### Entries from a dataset
+ + + + + + +

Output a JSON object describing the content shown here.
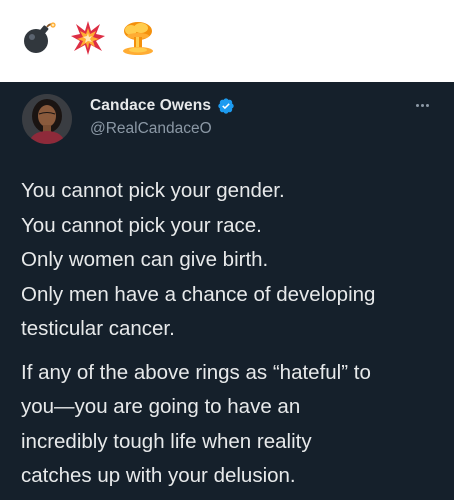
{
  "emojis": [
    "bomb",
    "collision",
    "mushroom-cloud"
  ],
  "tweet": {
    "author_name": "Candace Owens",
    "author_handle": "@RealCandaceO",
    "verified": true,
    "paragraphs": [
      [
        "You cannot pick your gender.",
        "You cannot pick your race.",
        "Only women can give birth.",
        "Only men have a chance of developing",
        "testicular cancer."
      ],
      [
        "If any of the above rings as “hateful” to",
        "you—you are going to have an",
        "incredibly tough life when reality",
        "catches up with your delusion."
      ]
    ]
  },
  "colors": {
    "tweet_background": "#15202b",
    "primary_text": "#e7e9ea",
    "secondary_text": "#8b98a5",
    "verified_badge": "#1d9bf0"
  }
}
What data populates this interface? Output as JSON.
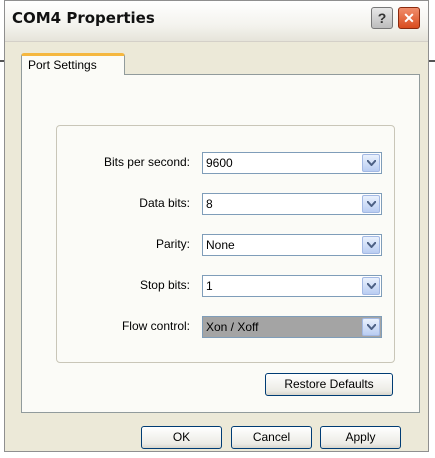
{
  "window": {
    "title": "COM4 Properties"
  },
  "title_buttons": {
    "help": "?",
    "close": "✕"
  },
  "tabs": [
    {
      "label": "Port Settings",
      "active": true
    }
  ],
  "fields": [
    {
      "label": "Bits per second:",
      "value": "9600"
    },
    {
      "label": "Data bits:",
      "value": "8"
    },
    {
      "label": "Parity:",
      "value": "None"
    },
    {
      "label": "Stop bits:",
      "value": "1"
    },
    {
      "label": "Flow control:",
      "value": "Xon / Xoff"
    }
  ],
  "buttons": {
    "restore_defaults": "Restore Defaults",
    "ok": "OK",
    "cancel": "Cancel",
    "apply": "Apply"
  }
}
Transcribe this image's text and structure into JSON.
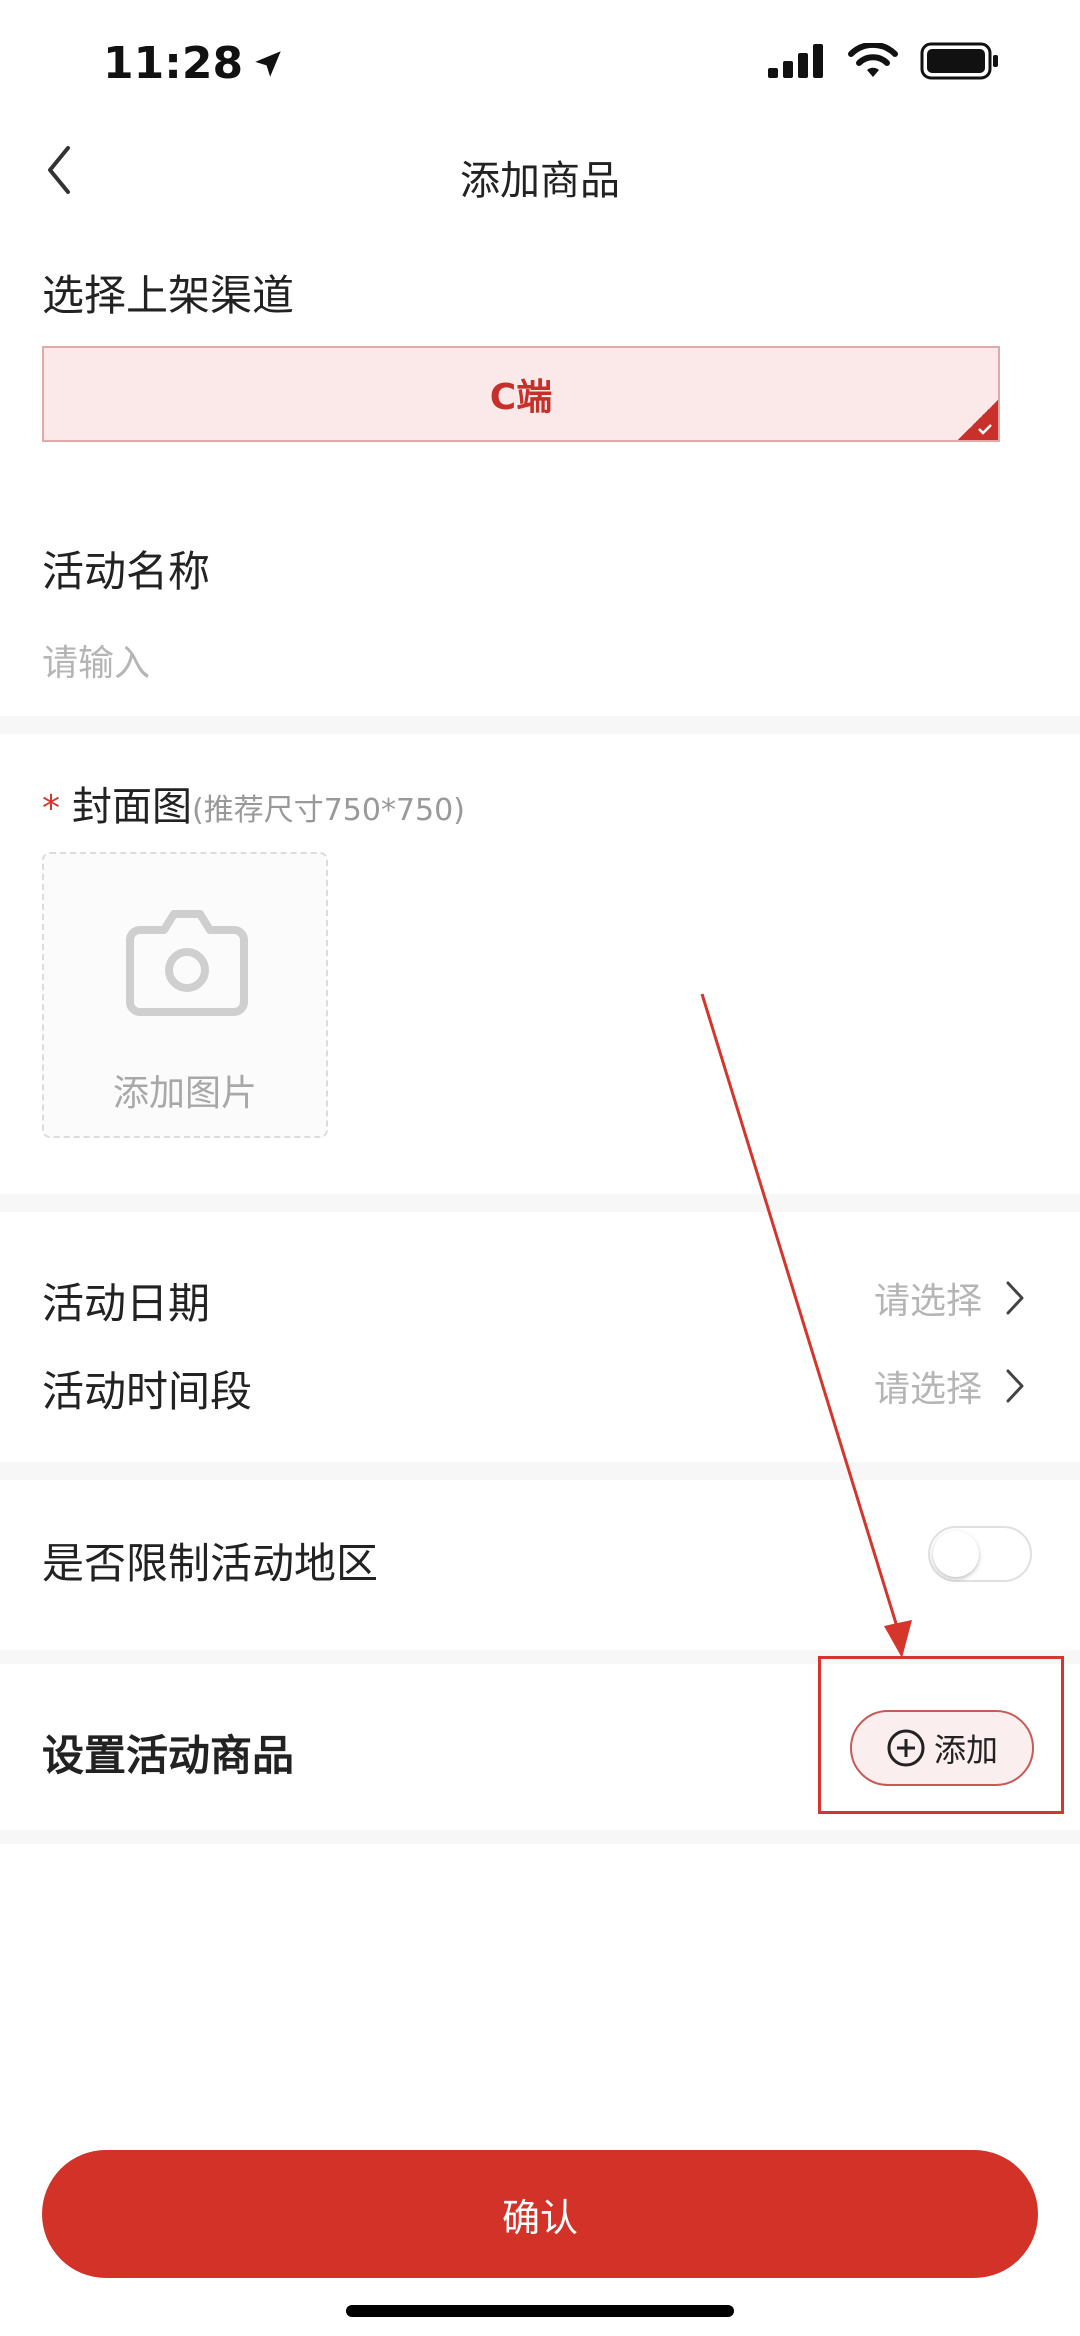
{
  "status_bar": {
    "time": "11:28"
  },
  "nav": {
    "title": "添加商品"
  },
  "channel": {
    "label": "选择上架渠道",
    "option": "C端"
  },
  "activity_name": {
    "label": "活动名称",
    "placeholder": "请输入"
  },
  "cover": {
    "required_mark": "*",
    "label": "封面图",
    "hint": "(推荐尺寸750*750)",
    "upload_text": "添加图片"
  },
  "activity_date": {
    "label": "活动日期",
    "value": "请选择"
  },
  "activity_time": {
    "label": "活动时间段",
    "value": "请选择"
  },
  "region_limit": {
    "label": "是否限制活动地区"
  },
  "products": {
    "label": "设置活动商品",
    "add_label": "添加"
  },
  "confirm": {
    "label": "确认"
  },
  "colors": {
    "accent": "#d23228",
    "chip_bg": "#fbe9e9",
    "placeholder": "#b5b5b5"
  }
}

+ + + + + + +

### THE REQUEST
Find the line containing "Transcribe this image's", then extract it and every line after it to the end of the data above, exactly and nothing else, without pictures.

### EXERCISE ANSWER
Transcribe this image's text and structure into JSON.
{
  "status_bar": {
    "time": "11:28"
  },
  "nav": {
    "title": "添加商品"
  },
  "channel": {
    "label": "选择上架渠道",
    "option": "C端"
  },
  "activity_name": {
    "label": "活动名称",
    "placeholder": "请输入"
  },
  "cover": {
    "required_mark": "*",
    "label": "封面图",
    "hint": "(推荐尺寸750*750)",
    "upload_text": "添加图片"
  },
  "activity_date": {
    "label": "活动日期",
    "value": "请选择"
  },
  "activity_time": {
    "label": "活动时间段",
    "value": "请选择"
  },
  "region_limit": {
    "label": "是否限制活动地区"
  },
  "products": {
    "label": "设置活动商品",
    "add_label": "添加"
  },
  "confirm": {
    "label": "确认"
  },
  "colors": {
    "accent": "#d23228",
    "chip_bg": "#fbe9e9",
    "placeholder": "#b5b5b5"
  }
}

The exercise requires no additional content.